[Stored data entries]
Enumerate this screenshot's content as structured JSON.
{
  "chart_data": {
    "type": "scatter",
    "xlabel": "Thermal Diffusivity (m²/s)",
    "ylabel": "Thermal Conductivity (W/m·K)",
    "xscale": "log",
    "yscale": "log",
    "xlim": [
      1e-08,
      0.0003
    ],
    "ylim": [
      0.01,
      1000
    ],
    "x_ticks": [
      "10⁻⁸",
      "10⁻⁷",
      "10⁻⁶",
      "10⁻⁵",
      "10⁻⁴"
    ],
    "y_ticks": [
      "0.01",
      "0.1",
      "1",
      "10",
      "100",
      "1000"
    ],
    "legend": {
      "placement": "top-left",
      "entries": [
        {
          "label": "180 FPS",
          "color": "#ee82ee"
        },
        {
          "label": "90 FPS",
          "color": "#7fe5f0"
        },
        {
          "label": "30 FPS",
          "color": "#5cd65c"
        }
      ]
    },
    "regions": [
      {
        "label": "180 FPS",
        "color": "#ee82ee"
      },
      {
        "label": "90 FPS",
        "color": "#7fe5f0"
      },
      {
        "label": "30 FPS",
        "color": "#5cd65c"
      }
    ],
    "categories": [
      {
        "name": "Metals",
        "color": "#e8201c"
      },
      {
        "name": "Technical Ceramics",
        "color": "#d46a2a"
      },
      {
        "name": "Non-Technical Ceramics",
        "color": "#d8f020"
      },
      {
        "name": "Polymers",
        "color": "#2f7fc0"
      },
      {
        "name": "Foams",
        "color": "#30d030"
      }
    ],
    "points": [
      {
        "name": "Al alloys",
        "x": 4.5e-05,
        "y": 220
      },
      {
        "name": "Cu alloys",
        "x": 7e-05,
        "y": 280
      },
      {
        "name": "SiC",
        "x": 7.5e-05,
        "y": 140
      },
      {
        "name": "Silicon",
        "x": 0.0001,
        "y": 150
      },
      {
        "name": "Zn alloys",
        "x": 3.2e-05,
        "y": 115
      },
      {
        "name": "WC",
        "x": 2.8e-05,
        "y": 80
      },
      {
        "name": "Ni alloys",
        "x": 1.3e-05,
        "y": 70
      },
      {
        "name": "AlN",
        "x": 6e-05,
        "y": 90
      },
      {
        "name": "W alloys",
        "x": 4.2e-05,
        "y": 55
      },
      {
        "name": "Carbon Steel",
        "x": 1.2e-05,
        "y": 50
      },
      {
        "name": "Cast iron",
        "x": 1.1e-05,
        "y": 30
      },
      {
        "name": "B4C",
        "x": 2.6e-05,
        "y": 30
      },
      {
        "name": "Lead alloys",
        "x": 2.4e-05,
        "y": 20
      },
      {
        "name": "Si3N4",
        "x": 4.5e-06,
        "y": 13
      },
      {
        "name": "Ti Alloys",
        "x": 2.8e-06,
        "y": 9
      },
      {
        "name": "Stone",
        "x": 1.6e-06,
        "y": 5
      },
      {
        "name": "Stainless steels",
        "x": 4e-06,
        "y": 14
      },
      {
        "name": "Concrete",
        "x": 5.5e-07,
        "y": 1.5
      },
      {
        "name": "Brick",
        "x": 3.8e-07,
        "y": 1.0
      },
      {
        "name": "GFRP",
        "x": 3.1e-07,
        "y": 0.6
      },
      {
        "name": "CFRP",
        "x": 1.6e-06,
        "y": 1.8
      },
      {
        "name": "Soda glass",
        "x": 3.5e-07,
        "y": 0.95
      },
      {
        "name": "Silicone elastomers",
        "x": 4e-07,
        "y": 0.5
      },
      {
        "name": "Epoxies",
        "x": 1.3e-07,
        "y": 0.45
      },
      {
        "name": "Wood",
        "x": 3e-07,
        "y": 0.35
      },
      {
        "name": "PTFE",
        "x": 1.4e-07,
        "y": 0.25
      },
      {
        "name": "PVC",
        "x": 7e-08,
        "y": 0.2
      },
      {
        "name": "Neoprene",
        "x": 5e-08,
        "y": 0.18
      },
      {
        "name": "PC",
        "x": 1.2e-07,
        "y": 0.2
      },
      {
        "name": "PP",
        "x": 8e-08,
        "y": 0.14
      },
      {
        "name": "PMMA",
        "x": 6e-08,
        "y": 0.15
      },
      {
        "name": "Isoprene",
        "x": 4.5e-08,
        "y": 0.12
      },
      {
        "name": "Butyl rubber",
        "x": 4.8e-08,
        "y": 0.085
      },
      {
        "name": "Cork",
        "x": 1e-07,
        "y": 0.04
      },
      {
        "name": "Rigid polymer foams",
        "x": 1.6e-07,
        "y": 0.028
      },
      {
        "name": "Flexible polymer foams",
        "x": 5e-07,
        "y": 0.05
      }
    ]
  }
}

* Set problem: How many of the lines above hold the word "color"? Give only that number.

* Exercise output: 11